[Layout element entries]
** Start **

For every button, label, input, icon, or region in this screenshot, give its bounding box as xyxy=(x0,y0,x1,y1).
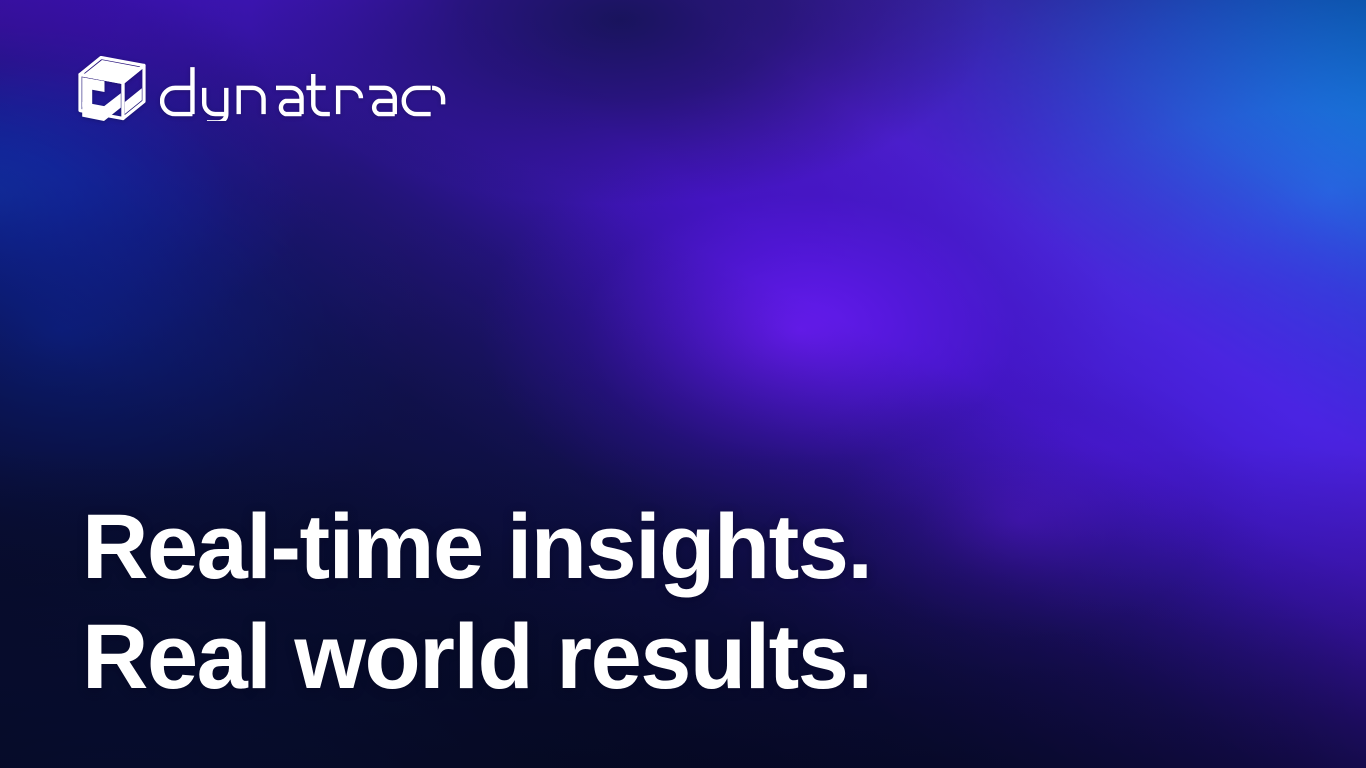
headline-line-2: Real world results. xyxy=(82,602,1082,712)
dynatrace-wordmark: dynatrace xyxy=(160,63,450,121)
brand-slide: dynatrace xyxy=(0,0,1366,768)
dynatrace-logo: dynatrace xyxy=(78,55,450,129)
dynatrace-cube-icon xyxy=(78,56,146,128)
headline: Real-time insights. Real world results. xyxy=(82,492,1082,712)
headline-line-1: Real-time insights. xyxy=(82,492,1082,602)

** End **
** Start **

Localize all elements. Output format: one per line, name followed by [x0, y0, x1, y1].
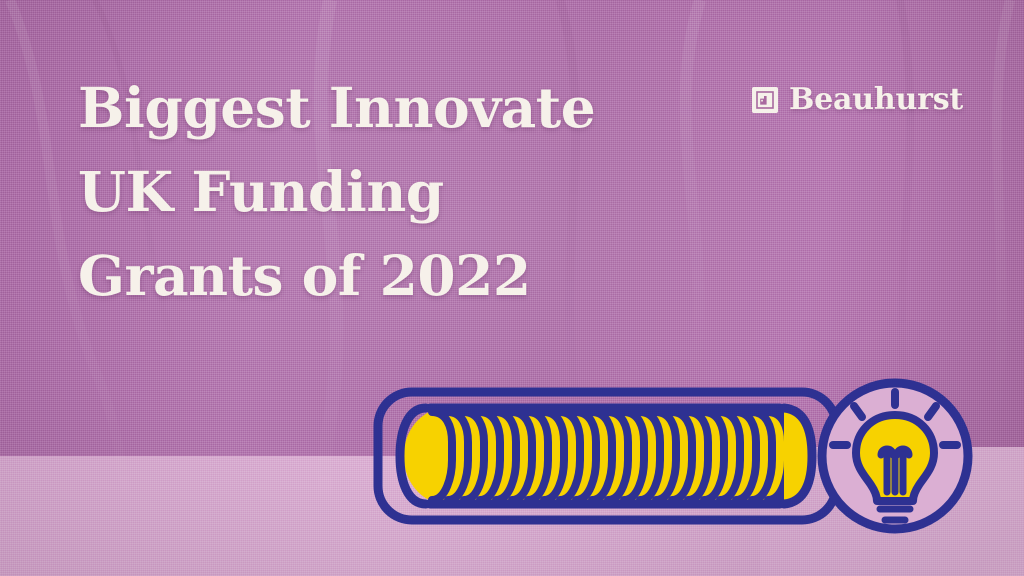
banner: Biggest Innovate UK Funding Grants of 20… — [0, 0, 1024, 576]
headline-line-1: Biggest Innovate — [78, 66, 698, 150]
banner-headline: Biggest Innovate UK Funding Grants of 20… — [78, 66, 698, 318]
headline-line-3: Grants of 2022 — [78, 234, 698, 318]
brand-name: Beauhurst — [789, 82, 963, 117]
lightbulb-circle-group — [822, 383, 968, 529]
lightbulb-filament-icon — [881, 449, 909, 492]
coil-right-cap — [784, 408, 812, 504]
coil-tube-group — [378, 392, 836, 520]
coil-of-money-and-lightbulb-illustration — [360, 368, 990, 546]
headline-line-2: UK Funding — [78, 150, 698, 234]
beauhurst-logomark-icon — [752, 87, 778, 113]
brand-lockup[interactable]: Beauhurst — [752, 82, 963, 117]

** End **

## [Exercise description]
Reproduce verbatim every line of the entries from the line with "Localize all elements." to the line with "brand-name: Beauhurst — [789, 82, 963, 117]", including both of those lines. Omit the pictures from your copy.

## [Answer to the task]
Localize all elements. Output format: one per line, name followed by [x0, y0, x1, y1].
banner: Biggest Innovate UK Funding Grants of 20… — [0, 0, 1024, 576]
headline-line-1: Biggest Innovate — [78, 66, 698, 150]
banner-headline: Biggest Innovate UK Funding Grants of 20… — [78, 66, 698, 318]
headline-line-3: Grants of 2022 — [78, 234, 698, 318]
brand-name: Beauhurst — [789, 82, 963, 117]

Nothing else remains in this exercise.